EXERCISE: Among the following entries, count the lines that contain "nMaterials" and report only the result.

Figure content listings:
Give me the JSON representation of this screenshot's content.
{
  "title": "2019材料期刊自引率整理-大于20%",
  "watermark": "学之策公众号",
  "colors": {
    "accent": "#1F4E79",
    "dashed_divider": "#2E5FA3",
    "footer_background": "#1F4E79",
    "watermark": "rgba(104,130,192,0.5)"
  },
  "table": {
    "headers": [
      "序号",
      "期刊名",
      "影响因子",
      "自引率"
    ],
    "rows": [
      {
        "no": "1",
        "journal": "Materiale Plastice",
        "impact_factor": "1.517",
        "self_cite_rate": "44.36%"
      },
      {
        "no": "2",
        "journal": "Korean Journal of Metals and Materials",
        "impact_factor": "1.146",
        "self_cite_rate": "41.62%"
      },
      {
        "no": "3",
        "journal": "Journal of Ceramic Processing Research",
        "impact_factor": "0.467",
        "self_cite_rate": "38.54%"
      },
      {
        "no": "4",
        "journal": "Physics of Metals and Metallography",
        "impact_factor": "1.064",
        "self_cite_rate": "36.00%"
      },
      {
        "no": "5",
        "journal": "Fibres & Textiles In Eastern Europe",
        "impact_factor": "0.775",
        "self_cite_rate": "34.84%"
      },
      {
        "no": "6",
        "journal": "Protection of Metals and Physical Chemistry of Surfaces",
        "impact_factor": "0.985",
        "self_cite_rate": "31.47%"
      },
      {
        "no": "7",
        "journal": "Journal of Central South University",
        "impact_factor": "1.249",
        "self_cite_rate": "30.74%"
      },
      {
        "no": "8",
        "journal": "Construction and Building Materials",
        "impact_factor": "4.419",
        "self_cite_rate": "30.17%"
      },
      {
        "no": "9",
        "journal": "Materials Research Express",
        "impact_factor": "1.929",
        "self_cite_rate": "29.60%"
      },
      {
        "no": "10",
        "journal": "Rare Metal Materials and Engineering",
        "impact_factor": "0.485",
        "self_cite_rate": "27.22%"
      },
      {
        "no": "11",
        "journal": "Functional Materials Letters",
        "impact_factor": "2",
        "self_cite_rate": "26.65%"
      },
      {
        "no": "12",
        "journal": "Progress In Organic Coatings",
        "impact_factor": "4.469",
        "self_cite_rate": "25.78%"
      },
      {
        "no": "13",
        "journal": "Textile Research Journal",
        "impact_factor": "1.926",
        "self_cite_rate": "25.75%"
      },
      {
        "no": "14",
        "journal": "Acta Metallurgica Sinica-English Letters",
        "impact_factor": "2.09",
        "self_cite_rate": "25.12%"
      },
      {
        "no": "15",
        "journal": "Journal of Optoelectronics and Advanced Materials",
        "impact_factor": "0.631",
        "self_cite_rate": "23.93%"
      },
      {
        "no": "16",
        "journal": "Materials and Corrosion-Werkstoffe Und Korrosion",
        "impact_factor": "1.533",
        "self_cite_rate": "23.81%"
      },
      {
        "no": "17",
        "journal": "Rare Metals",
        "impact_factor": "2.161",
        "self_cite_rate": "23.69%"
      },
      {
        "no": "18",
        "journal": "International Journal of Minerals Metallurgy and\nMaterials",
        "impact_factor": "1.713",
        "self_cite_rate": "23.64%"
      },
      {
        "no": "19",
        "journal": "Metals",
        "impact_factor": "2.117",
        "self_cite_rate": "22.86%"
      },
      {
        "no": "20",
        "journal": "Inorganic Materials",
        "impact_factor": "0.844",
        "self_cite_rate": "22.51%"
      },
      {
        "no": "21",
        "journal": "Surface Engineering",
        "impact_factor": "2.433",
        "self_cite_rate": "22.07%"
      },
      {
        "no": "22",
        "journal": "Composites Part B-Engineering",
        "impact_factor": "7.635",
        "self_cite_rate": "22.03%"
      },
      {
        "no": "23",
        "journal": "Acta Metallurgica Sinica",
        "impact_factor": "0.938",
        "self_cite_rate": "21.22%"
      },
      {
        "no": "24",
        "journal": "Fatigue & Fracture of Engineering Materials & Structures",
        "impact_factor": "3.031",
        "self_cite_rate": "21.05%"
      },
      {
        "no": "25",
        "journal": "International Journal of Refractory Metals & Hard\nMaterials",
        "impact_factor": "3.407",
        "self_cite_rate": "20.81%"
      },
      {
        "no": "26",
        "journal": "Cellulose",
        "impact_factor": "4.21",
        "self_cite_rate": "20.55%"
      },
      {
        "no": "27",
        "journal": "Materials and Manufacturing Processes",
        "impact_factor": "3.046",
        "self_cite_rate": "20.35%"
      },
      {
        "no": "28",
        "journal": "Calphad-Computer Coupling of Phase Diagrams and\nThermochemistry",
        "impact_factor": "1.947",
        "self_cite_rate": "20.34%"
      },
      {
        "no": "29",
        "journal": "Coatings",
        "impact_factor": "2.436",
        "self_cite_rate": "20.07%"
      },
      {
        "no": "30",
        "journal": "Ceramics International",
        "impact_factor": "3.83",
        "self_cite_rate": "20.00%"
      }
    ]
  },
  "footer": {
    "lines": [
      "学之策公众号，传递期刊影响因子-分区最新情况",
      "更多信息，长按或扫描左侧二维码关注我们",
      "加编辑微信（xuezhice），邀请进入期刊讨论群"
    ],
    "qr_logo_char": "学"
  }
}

EXPECTED ANSWER: 2